* [Short problem]
Your task is to repeat all of the material exactly.

* [Source records]
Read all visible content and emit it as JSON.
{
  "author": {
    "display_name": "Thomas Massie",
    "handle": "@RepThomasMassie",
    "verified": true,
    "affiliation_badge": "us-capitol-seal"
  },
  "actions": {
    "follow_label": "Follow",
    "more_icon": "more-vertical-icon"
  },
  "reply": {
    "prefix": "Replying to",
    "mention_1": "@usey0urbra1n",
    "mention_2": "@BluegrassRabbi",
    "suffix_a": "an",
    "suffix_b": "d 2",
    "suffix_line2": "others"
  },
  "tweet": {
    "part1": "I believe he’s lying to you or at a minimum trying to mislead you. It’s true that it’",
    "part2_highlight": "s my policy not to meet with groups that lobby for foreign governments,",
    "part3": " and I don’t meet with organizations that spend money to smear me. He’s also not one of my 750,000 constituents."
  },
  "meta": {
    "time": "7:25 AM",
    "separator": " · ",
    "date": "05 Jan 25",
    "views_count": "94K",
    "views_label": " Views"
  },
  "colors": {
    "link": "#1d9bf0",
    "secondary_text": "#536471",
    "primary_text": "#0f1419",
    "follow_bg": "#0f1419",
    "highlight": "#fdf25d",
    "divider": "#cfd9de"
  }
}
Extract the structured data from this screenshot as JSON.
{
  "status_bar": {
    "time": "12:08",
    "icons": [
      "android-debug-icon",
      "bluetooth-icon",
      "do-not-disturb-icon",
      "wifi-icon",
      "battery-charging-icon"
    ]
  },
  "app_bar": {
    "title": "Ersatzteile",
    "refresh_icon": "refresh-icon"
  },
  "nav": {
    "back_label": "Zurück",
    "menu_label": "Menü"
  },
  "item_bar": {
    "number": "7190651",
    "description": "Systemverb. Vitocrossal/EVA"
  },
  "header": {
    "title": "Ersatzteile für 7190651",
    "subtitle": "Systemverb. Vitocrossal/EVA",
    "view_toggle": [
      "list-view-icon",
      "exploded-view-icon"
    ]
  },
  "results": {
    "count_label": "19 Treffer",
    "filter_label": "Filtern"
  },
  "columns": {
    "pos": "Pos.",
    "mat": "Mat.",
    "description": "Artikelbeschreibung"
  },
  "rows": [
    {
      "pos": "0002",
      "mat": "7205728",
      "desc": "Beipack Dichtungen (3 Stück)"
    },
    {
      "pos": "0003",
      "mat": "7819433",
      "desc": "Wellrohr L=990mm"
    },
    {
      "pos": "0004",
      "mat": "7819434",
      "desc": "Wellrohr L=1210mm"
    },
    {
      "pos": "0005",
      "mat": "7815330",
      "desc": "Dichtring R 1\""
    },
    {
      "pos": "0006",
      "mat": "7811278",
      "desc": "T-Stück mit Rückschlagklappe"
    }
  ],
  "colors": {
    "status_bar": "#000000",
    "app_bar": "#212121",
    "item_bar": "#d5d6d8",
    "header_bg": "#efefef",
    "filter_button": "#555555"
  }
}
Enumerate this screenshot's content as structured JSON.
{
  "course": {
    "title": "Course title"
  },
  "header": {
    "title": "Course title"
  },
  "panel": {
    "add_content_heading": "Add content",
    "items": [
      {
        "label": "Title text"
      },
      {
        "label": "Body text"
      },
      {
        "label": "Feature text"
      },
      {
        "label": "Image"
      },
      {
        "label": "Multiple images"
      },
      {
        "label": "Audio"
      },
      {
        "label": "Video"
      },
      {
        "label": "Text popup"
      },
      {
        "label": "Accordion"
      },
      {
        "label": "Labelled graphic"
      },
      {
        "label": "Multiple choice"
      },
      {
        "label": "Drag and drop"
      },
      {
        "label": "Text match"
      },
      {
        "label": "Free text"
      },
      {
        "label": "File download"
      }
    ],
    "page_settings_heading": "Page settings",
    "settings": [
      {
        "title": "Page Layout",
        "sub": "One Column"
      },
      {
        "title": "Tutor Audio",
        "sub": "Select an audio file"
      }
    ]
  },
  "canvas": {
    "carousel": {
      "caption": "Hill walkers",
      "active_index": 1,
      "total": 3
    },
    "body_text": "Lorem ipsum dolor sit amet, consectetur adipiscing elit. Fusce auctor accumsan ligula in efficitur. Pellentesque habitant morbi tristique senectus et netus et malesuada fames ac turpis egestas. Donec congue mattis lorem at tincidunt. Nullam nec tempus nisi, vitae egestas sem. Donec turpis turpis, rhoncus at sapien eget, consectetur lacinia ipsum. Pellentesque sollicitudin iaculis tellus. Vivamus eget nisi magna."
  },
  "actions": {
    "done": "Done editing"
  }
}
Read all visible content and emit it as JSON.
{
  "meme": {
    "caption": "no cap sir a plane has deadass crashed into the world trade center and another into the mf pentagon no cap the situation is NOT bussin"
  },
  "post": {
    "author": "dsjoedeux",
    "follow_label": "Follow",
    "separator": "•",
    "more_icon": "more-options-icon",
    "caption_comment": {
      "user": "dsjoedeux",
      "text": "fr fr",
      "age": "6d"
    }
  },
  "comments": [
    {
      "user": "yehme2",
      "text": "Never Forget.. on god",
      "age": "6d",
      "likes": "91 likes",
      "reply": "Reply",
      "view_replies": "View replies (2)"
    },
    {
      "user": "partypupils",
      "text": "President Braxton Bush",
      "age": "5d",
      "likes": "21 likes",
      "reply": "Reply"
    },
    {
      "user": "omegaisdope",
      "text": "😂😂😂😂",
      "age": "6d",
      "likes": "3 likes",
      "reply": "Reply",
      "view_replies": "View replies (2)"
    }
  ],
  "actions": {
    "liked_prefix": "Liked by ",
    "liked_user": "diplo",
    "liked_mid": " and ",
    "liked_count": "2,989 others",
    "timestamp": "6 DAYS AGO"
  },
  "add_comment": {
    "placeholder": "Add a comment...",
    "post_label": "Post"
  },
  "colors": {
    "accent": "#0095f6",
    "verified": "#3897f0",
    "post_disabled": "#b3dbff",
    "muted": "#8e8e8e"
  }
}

* [Expected answer]
Read all visible content and emit it as JSON.
{
  "author": {
    "display_name": "Thomas Massie",
    "handle": "@RepThomasMassie",
    "verified": true,
    "affiliation_badge": "us-capitol-seal"
  },
  "actions": {
    "follow_label": "Follow",
    "more_icon": "more-vertical-icon"
  },
  "reply": {
    "prefix": "Replying to",
    "mention_1": "@usey0urbra1n",
    "mention_2": "@BluegrassRabbi",
    "suffix_a": "an",
    "suffix_b": "d 2",
    "suffix_line2": "others"
  },
  "tweet": {
    "part1": "I believe he’s lying to you or at a minimum trying to mislead you. It’s true that it’",
    "part2_highlight": "s my policy not to meet with groups that lobby for foreign governments,",
    "part3": " and I don’t meet with organizations that spend money to smear me. He’s also not one of my 750,000 constituents."
  },
  "meta": {
    "time": "7:25 AM",
    "separator": " · ",
    "date": "05 Jan 25",
    "views_count": "94K",
    "views_label": " Views"
  },
  "colors": {
    "link": "#1d9bf0",
    "secondary_text": "#536471",
    "primary_text": "#0f1419",
    "follow_bg": "#0f1419",
    "highlight": "#fdf25d",
    "divider": "#cfd9de"
  }
}
Extract the structured data from this screenshot as JSON.
{
  "status_bar": {
    "time": "12:08",
    "icons": [
      "android-debug-icon",
      "bluetooth-icon",
      "do-not-disturb-icon",
      "wifi-icon",
      "battery-charging-icon"
    ]
  },
  "app_bar": {
    "title": "Ersatzteile",
    "refresh_icon": "refresh-icon"
  },
  "nav": {
    "back_label": "Zurück",
    "menu_label": "Menü"
  },
  "item_bar": {
    "number": "7190651",
    "description": "Systemverb. Vitocrossal/EVA"
  },
  "header": {
    "title": "Ersatzteile für 7190651",
    "subtitle": "Systemverb. Vitocrossal/EVA",
    "view_toggle": [
      "list-view-icon",
      "exploded-view-icon"
    ]
  },
  "results": {
    "count_label": "19 Treffer",
    "filter_label": "Filtern"
  },
  "columns": {
    "pos": "Pos.",
    "mat": "Mat.",
    "description": "Artikelbeschreibung"
  },
  "rows": [
    {
      "pos": "0002",
      "mat": "7205728",
      "desc": "Beipack Dichtungen (3 Stück)"
    },
    {
      "pos": "0003",
      "mat": "7819433",
      "desc": "Wellrohr L=990mm"
    },
    {
      "pos": "0004",
      "mat": "7819434",
      "desc": "Wellrohr L=1210mm"
    },
    {
      "pos": "0005",
      "mat": "7815330",
      "desc": "Dichtring R 1\""
    },
    {
      "pos": "0006",
      "mat": "7811278",
      "desc": "T-Stück mit Rückschlagklappe"
    }
  ],
  "colors": {
    "status_bar": "#000000",
    "app_bar": "#212121",
    "item_bar": "#d5d6d8",
    "header_bg": "#efefef",
    "filter_button": "#555555"
  }
}
Enumerate this screenshot's content as structured JSON.
{
  "course": {
    "title": "Course title"
  },
  "header": {
    "title": "Course title"
  },
  "panel": {
    "add_content_heading": "Add content",
    "items": [
      {
        "label": "Title text"
      },
      {
        "label": "Body text"
      },
      {
        "label": "Feature text"
      },
      {
        "label": "Image"
      },
      {
        "label": "Multiple images"
      },
      {
        "label": "Audio"
      },
      {
        "label": "Video"
      },
      {
        "label": "Text popup"
      },
      {
        "label": "Accordion"
      },
      {
        "label": "Labelled graphic"
      },
      {
        "label": "Multiple choice"
      },
      {
        "label": "Drag and drop"
      },
      {
        "label": "Text match"
      },
      {
        "label": "Free text"
      },
      {
        "label": "File download"
      }
    ],
    "page_settings_heading": "Page settings",
    "settings": [
      {
        "title": "Page Layout",
        "sub": "One Column"
      },
      {
        "title": "Tutor Audio",
        "sub": "Select an audio file"
      }
    ]
  },
  "canvas": {
    "carousel": {
      "caption": "Hill walkers",
      "active_index": 1,
      "total": 3
    },
    "body_text": "Lorem ipsum dolor sit amet, consectetur adipiscing elit. Fusce auctor accumsan ligula in efficitur. Pellentesque habitant morbi tristique senectus et netus et malesuada fames ac turpis egestas. Donec congue mattis lorem at tincidunt. Nullam nec tempus nisi, vitae egestas sem. Donec turpis turpis, rhoncus at sapien eget, consectetur lacinia ipsum. Pellentesque sollicitudin iaculis tellus. Vivamus eget nisi magna."
  },
  "actions": {
    "done": "Done editing"
  }
}
Read all visible content and emit it as JSON.
{
  "meme": {
    "caption": "no cap sir a plane has deadass crashed into the world trade center and another into the mf pentagon no cap the situation is NOT bussin"
  },
  "post": {
    "author": "dsjoedeux",
    "follow_label": "Follow",
    "separator": "•",
    "more_icon": "more-options-icon",
    "caption_comment": {
      "user": "dsjoedeux",
      "text": "fr fr",
      "age": "6d"
    }
  },
  "comments": [
    {
      "user": "yehme2",
      "text": "Never Forget.. on god",
      "age": "6d",
      "likes": "91 likes",
      "reply": "Reply",
      "view_replies": "View replies (2)"
    },
    {
      "user": "partypupils",
      "text": "President Braxton Bush",
      "age": "5d",
      "likes": "21 likes",
      "reply": "Reply"
    },
    {
      "user": "omegaisdope",
      "text": "😂😂😂😂",
      "age": "6d",
      "likes": "3 likes",
      "reply": "Reply",
      "view_replies": "View replies (2)"
    }
  ],
  "actions": {
    "liked_prefix": "Liked by ",
    "liked_user": "diplo",
    "liked_mid": " and ",
    "liked_count": "2,989 others",
    "timestamp": "6 DAYS AGO"
  },
  "add_comment": {
    "placeholder": "Add a comment...",
    "post_label": "Post"
  },
  "colors": {
    "accent": "#0095f6",
    "verified": "#3897f0",
    "post_disabled": "#b3dbff",
    "muted": "#8e8e8e"
  }
}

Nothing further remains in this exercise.